» **Do this**:
Transcribe every line of the listing below without any deviation.

Stored entries
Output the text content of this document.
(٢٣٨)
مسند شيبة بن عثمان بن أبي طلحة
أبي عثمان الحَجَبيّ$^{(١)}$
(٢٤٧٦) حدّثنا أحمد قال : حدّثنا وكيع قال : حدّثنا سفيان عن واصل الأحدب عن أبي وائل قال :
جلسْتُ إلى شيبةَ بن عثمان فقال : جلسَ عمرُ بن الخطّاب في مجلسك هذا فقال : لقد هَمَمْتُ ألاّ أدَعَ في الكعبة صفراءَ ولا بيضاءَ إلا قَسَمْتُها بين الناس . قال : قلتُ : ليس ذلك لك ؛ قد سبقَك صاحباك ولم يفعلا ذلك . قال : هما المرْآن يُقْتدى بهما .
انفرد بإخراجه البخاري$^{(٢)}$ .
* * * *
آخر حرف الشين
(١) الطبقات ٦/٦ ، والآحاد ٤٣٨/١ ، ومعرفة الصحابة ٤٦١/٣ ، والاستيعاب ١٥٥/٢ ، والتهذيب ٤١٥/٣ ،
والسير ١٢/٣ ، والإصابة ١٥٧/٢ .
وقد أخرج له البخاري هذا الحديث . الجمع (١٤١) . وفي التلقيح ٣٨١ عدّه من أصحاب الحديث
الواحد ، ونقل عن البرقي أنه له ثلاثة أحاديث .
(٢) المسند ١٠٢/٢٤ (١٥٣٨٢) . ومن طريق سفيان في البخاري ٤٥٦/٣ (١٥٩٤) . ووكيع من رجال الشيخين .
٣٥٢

» **Completed task**:
Output the text content of this document.
(٢٣٨)
مسند شيبة بن عثمان بن أبي طلحة
أبي عثمان الحَجَبيّ$^{(١)}$
(٢٤٧٦) حدّثنا أحمد قال : حدّثنا وكيع قال : حدّثنا سفيان عن واصل الأحدب عن أبي وائل قال :
جلسْتُ إلى شيبةَ بن عثمان فقال : جلسَ عمرُ بن الخطّاب في مجلسك هذا فقال : لقد هَمَمْتُ ألاّ أدَعَ في الكعبة صفراءَ ولا بيضاءَ إلا قَسَمْتُها بين الناس . قال : قلتُ : ليس ذلك لك ؛ قد سبقَك صاحباك ولم يفعلا ذلك . قال : هما المرْآن يُقْتدى بهما .
انفرد بإخراجه البخاري$^{(٢)}$ .
* * * *
آخر حرف الشين
(١) الطبقات ٦/٦ ، والآحاد ٤٣٨/١ ، ومعرفة الصحابة ٤٦١/٣ ، والاستيعاب ١٥٥/٢ ، والتهذيب ٤١٥/٣ ،
والسير ١٢/٣ ، والإصابة ١٥٧/٢ .
وقد أخرج له البخاري هذا الحديث . الجمع (١٤١) . وفي التلقيح ٣٨١ عدّه من أصحاب الحديث
الواحد ، ونقل عن البرقي أنه له ثلاثة أحاديث .
(٢) المسند ١٠٢/٢٤ (١٥٣٨٢) . ومن طريق سفيان في البخاري ٤٥٦/٣ (١٥٩٤) . ووكيع من رجال الشيخين .
٣٥٢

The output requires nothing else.